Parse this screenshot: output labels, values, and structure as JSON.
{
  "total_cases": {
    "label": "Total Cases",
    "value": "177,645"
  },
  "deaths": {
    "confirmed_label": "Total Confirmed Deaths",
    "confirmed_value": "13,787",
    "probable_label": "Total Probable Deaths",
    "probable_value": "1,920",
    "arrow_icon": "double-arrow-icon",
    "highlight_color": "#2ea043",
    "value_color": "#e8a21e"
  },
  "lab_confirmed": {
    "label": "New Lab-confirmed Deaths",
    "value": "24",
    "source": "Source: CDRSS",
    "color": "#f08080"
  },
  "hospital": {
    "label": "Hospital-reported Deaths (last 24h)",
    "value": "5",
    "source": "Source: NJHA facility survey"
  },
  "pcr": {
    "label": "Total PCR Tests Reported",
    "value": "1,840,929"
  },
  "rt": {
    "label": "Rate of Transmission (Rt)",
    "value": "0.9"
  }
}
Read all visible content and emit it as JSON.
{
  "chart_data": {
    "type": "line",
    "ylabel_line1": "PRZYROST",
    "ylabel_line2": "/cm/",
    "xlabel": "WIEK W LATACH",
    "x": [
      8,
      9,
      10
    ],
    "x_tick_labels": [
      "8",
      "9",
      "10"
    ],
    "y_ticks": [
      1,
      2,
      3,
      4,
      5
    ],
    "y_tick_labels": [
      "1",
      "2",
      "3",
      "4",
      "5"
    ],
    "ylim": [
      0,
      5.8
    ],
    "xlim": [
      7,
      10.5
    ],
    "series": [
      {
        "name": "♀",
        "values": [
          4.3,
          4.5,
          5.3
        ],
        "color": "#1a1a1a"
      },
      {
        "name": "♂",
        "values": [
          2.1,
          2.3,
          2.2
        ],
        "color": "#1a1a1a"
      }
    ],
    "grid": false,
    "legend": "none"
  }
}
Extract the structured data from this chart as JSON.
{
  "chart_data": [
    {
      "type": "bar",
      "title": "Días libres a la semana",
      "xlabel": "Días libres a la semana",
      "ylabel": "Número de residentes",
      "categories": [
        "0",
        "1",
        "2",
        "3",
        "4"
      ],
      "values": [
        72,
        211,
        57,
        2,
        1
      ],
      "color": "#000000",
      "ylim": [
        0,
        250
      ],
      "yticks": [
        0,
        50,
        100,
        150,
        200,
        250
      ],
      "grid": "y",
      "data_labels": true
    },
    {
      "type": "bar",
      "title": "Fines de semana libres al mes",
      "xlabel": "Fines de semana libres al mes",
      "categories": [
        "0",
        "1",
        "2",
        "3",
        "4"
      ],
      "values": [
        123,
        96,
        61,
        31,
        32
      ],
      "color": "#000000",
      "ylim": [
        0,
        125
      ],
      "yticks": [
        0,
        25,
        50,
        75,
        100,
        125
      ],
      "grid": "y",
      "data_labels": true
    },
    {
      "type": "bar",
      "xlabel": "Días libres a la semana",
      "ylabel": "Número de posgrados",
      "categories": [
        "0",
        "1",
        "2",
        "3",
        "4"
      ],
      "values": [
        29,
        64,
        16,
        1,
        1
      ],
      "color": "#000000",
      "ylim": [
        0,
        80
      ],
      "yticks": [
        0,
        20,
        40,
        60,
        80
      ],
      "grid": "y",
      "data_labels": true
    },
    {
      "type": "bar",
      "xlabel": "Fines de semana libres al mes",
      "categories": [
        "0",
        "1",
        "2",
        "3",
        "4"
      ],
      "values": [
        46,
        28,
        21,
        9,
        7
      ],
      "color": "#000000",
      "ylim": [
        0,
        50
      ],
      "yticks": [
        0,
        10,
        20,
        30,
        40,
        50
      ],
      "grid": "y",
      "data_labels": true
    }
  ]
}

◇ ◇ ◇ ◇

WORK TO DO =>
In the records above, find each line holding "this" and copy it.

THE REPLY =>
Parse this screenshot: output labels, values, and structure as JSON.
Extract the structured data from this chart as JSON.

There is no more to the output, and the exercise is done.